### SET EXERCISE
In the entries below, find every line holding the string "behind" and collect it.

(A run of records)
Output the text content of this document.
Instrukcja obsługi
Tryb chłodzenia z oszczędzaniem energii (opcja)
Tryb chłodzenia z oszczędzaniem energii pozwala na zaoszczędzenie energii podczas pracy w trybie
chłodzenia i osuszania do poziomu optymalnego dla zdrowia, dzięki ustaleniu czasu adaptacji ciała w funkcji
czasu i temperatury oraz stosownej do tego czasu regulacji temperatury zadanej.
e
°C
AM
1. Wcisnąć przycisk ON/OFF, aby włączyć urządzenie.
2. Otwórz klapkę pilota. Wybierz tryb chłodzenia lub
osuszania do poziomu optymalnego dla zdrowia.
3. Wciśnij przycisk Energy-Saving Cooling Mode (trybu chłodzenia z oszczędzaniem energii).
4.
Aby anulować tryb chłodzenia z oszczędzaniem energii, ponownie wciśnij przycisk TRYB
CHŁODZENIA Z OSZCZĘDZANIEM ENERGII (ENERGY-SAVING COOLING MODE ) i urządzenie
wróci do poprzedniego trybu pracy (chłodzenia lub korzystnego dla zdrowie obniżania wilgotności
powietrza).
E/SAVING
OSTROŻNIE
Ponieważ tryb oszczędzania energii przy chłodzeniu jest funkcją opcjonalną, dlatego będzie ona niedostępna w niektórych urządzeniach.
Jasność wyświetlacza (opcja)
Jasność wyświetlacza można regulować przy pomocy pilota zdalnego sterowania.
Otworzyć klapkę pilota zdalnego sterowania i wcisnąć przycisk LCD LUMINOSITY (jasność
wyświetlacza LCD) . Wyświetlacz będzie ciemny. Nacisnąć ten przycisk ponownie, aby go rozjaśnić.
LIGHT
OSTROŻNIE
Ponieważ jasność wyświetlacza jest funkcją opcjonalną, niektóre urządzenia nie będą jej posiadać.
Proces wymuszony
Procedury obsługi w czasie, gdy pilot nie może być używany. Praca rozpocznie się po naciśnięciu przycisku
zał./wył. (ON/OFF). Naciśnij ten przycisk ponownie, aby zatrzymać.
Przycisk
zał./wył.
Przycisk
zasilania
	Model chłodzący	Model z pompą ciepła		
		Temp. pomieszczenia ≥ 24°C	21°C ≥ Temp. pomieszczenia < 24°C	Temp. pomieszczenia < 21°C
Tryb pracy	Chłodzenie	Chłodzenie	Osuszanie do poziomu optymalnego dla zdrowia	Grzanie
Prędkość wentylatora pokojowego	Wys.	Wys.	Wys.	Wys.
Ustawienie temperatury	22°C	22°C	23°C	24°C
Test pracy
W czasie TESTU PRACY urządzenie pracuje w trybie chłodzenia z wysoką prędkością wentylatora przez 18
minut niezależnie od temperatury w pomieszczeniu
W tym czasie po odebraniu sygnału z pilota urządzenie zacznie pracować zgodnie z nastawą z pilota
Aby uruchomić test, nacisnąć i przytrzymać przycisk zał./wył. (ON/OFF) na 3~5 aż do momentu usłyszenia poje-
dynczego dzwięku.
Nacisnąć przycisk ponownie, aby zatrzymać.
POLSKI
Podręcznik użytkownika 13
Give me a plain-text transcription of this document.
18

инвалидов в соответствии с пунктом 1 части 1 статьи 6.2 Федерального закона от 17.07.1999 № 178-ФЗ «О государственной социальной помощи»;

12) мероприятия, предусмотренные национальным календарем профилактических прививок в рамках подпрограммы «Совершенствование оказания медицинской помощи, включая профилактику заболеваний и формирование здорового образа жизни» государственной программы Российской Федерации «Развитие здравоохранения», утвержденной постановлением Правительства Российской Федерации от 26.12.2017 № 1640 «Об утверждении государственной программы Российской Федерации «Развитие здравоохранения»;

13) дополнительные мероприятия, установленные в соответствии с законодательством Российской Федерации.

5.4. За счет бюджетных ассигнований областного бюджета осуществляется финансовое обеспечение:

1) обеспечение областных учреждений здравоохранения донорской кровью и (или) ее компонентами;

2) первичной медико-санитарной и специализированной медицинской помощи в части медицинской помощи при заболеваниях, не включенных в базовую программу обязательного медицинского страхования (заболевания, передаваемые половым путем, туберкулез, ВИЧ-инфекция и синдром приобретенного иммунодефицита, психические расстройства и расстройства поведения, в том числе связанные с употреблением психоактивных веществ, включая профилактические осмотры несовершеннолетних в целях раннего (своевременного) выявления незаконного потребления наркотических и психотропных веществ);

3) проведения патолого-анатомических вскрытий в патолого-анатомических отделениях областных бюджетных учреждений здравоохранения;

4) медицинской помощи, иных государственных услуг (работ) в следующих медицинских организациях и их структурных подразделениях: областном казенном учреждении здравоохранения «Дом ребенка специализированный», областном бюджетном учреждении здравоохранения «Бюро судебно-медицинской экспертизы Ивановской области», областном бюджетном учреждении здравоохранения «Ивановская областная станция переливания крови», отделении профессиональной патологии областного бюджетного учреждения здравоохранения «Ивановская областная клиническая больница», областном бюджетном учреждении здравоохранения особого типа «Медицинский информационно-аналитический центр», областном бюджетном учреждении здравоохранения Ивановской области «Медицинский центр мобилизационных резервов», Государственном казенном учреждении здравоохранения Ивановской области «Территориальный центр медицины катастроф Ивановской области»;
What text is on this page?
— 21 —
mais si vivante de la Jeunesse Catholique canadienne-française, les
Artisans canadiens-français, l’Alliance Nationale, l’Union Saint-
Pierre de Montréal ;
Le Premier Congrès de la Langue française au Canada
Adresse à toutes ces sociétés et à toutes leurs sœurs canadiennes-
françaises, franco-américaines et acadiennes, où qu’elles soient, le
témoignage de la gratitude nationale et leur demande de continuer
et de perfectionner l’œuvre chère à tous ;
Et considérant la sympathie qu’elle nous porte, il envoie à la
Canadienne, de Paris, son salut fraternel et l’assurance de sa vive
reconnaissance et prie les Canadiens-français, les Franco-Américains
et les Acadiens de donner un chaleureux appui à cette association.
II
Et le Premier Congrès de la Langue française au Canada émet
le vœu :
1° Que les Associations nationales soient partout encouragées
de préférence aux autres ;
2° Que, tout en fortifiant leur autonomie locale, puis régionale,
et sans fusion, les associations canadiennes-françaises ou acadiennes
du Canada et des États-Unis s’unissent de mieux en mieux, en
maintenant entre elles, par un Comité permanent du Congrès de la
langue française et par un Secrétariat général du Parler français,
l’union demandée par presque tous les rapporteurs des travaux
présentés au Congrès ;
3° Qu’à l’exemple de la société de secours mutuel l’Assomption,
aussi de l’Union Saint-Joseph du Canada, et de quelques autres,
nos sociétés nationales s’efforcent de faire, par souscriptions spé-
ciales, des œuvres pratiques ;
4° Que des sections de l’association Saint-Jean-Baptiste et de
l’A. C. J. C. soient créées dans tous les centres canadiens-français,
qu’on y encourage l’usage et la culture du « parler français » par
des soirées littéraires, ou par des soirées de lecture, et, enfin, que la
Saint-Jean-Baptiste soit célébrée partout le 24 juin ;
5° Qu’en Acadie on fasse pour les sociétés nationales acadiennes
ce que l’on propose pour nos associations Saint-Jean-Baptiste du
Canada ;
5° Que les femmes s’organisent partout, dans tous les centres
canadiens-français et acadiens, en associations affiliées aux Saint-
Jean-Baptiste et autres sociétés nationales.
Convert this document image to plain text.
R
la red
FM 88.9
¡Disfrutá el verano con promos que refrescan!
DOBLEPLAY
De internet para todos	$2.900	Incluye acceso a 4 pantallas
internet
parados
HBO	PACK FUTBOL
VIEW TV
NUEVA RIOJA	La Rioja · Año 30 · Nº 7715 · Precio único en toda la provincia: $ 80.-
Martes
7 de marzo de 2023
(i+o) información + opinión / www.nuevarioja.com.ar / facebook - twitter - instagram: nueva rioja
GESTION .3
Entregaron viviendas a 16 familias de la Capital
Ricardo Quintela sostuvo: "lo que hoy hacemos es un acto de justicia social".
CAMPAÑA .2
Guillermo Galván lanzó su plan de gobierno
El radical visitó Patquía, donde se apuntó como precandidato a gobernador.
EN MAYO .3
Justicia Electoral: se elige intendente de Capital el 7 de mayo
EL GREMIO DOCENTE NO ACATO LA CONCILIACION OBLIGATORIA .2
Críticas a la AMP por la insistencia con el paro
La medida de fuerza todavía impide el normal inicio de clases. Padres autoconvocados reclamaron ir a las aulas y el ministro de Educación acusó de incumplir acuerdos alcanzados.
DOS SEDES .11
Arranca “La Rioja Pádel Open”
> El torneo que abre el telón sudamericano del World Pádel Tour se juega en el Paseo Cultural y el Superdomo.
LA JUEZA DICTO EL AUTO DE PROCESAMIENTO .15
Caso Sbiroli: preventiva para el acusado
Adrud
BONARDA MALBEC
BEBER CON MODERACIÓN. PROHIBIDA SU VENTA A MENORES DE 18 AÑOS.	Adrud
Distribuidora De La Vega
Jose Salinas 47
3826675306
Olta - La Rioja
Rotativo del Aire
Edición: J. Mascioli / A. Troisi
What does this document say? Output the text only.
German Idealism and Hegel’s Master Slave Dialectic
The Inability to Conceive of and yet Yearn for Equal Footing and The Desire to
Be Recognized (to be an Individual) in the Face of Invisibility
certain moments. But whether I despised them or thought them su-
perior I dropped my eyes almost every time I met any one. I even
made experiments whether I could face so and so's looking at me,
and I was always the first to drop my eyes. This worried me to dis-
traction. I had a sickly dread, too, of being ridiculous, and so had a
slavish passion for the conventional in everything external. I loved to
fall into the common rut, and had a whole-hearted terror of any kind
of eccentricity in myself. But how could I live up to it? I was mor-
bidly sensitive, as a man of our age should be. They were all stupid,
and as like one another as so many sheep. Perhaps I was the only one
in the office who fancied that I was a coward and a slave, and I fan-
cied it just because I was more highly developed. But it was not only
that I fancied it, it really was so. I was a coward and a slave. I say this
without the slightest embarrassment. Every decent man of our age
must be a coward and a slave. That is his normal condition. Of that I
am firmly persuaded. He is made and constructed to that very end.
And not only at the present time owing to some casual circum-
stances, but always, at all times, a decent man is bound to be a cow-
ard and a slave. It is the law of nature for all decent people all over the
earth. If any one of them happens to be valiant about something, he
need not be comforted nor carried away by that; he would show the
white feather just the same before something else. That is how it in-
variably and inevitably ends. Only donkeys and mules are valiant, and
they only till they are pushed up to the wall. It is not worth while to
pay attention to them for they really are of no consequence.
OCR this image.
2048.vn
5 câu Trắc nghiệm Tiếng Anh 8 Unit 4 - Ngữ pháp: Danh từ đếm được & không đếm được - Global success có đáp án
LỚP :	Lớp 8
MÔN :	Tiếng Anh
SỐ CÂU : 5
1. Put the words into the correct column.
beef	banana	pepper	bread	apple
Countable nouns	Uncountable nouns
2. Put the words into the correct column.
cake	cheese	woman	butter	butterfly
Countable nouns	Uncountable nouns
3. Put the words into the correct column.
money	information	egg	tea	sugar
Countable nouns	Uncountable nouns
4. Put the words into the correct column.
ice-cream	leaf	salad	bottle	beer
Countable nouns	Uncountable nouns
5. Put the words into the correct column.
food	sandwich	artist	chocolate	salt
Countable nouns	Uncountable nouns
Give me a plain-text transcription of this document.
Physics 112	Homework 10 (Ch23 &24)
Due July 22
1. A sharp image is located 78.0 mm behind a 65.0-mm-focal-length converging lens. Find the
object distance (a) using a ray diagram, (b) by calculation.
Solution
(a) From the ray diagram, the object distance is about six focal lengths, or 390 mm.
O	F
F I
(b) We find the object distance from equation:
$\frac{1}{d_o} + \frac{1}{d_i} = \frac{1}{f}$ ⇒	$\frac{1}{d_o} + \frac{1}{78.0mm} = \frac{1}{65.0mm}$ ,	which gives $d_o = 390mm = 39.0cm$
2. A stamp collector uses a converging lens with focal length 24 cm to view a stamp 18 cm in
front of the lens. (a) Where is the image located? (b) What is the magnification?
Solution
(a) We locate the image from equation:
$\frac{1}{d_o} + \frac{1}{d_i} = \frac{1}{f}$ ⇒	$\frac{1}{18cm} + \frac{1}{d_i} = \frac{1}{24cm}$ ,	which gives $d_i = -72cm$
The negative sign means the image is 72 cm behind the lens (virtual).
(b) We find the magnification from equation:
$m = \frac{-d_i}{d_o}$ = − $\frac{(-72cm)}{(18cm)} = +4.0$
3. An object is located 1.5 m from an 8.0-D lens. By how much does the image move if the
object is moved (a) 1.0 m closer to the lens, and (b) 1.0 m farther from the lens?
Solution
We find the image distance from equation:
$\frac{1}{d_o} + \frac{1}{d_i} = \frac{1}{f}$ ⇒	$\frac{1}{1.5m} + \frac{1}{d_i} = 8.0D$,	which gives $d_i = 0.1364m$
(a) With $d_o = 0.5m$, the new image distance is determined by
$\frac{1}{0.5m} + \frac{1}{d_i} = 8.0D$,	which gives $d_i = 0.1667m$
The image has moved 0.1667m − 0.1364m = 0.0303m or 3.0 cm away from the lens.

### SOLVED EXERCISE
1. A sharp image is located 78.0 mm behind a 65.0-mm-focal-length converging lens. Find the
The negative sign means the image is 72 cm behind the lens (virtual).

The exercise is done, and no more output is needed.